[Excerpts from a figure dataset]
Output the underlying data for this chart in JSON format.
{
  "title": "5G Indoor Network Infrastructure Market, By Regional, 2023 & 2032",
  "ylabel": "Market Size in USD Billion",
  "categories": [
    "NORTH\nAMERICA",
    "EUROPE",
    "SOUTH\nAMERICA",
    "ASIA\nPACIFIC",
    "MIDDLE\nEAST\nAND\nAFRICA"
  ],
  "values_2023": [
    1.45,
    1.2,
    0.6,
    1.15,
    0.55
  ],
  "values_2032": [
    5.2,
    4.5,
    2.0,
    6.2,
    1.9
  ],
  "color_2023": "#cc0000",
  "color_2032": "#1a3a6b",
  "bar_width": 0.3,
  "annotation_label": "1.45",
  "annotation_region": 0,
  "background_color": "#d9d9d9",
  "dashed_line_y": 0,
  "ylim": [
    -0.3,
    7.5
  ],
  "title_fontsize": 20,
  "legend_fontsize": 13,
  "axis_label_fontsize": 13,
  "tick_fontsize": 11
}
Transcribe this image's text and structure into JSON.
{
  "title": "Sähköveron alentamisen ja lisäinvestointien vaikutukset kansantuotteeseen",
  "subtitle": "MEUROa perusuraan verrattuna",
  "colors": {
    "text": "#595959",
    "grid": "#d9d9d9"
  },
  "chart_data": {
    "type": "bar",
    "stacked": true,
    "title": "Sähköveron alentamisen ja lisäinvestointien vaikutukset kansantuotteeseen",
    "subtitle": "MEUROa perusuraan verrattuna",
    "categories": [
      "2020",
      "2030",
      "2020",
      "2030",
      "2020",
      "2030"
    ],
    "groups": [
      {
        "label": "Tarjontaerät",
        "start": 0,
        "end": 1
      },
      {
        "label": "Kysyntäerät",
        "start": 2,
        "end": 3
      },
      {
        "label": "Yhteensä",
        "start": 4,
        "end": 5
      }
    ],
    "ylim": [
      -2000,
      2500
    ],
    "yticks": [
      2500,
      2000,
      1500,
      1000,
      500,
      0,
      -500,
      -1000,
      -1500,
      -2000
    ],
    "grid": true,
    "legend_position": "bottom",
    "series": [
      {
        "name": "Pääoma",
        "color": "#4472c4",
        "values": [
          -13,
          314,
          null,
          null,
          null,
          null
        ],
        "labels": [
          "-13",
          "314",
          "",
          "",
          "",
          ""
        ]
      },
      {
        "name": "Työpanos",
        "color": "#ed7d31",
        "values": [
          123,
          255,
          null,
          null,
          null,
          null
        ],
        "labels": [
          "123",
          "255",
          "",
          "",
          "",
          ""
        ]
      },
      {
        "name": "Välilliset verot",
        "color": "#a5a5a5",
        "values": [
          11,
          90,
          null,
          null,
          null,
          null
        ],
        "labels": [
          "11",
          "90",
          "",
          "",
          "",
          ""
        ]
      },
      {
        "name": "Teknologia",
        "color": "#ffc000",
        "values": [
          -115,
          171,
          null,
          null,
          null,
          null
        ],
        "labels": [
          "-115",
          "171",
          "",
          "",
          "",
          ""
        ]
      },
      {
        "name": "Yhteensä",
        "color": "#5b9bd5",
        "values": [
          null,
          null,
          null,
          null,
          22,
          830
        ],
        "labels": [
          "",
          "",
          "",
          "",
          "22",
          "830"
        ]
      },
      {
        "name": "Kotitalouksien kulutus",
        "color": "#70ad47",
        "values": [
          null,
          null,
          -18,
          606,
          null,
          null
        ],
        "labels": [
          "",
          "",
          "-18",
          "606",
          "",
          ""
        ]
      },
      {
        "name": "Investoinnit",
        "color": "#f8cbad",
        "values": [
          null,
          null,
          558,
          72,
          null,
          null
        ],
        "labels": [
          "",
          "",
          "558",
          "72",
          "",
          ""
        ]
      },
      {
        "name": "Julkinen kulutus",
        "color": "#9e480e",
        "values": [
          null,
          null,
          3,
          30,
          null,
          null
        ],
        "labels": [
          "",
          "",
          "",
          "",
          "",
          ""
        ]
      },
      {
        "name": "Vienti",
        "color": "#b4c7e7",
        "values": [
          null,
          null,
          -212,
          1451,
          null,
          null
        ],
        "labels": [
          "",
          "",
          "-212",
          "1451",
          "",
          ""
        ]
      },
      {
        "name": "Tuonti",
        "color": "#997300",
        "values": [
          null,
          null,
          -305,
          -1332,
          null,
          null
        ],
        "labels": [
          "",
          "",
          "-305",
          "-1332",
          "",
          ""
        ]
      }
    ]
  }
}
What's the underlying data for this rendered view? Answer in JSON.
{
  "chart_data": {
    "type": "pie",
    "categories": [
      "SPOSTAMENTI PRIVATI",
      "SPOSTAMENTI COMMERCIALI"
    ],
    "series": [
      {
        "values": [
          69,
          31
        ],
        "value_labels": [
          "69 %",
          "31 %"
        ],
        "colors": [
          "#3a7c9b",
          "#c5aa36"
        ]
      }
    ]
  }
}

> [WHAT THE TASK REQUIRES]: Every line above should be written out again exactly as it stands.

> [CORRECT OUTPUT]:
Output the underlying data for this chart in JSON format.
{
  "title": "5G Indoor Network Infrastructure Market, By Regional, 2023 & 2032",
  "ylabel": "Market Size in USD Billion",
  "categories": [
    "NORTH\nAMERICA",
    "EUROPE",
    "SOUTH\nAMERICA",
    "ASIA\nPACIFIC",
    "MIDDLE\nEAST\nAND\nAFRICA"
  ],
  "values_2023": [
    1.45,
    1.2,
    0.6,
    1.15,
    0.55
  ],
  "values_2032": [
    5.2,
    4.5,
    2.0,
    6.2,
    1.9
  ],
  "color_2023": "#cc0000",
  "color_2032": "#1a3a6b",
  "bar_width": 0.3,
  "annotation_label": "1.45",
  "annotation_region": 0,
  "background_color": "#d9d9d9",
  "dashed_line_y": 0,
  "ylim": [
    -0.3,
    7.5
  ],
  "title_fontsize": 20,
  "legend_fontsize": 13,
  "axis_label_fontsize": 13,
  "tick_fontsize": 11
}
Transcribe this image's text and structure into JSON.
{
  "title": "Sähköveron alentamisen ja lisäinvestointien vaikutukset kansantuotteeseen",
  "subtitle": "MEUROa perusuraan verrattuna",
  "colors": {
    "text": "#595959",
    "grid": "#d9d9d9"
  },
  "chart_data": {
    "type": "bar",
    "stacked": true,
    "title": "Sähköveron alentamisen ja lisäinvestointien vaikutukset kansantuotteeseen",
    "subtitle": "MEUROa perusuraan verrattuna",
    "categories": [
      "2020",
      "2030",
      "2020",
      "2030",
      "2020",
      "2030"
    ],
    "groups": [
      {
        "label": "Tarjontaerät",
        "start": 0,
        "end": 1
      },
      {
        "label": "Kysyntäerät",
        "start": 2,
        "end": 3
      },
      {
        "label": "Yhteensä",
        "start": 4,
        "end": 5
      }
    ],
    "ylim": [
      -2000,
      2500
    ],
    "yticks": [
      2500,
      2000,
      1500,
      1000,
      500,
      0,
      -500,
      -1000,
      -1500,
      -2000
    ],
    "grid": true,
    "legend_position": "bottom",
    "series": [
      {
        "name": "Pääoma",
        "color": "#4472c4",
        "values": [
          -13,
          314,
          null,
          null,
          null,
          null
        ],
        "labels": [
          "-13",
          "314",
          "",
          "",
          "",
          ""
        ]
      },
      {
        "name": "Työpanos",
        "color": "#ed7d31",
        "values": [
          123,
          255,
          null,
          null,
          null,
          null
        ],
        "labels": [
          "123",
          "255",
          "",
          "",
          "",
          ""
        ]
      },
      {
        "name": "Välilliset verot",
        "color": "#a5a5a5",
        "values": [
          11,
          90,
          null,
          null,
          null,
          null
        ],
        "labels": [
          "11",
          "90",
          "",
          "",
          "",
          ""
        ]
      },
      {
        "name": "Teknologia",
        "color": "#ffc000",
        "values": [
          -115,
          171,
          null,
          null,
          null,
          null
        ],
        "labels": [
          "-115",
          "171",
          "",
          "",
          "",
          ""
        ]
      },
      {
        "name": "Yhteensä",
        "color": "#5b9bd5",
        "values": [
          null,
          null,
          null,
          null,
          22,
          830
        ],
        "labels": [
          "",
          "",
          "",
          "",
          "22",
          "830"
        ]
      },
      {
        "name": "Kotitalouksien kulutus",
        "color": "#70ad47",
        "values": [
          null,
          null,
          -18,
          606,
          null,
          null
        ],
        "labels": [
          "",
          "",
          "-18",
          "606",
          "",
          ""
        ]
      },
      {
        "name": "Investoinnit",
        "color": "#f8cbad",
        "values": [
          null,
          null,
          558,
          72,
          null,
          null
        ],
        "labels": [
          "",
          "",
          "558",
          "72",
          "",
          ""
        ]
      },
      {
        "name": "Julkinen kulutus",
        "color": "#9e480e",
        "values": [
          null,
          null,
          3,
          30,
          null,
          null
        ],
        "labels": [
          "",
          "",
          "",
          "",
          "",
          ""
        ]
      },
      {
        "name": "Vienti",
        "color": "#b4c7e7",
        "values": [
          null,
          null,
          -212,
          1451,
          null,
          null
        ],
        "labels": [
          "",
          "",
          "-212",
          "1451",
          "",
          ""
        ]
      },
      {
        "name": "Tuonti",
        "color": "#997300",
        "values": [
          null,
          null,
          -305,
          -1332,
          null,
          null
        ],
        "labels": [
          "",
          "",
          "-305",
          "-1332",
          "",
          ""
        ]
      }
    ]
  }
}
What's the underlying data for this rendered view? Answer in JSON.
{
  "chart_data": {
    "type": "pie",
    "categories": [
      "SPOSTAMENTI PRIVATI",
      "SPOSTAMENTI COMMERCIALI"
    ],
    "series": [
      {
        "values": [
          69,
          31
        ],
        "value_labels": [
          "69 %",
          "31 %"
        ],
        "colors": [
          "#3a7c9b",
          "#c5aa36"
        ]
      }
    ]
  }
}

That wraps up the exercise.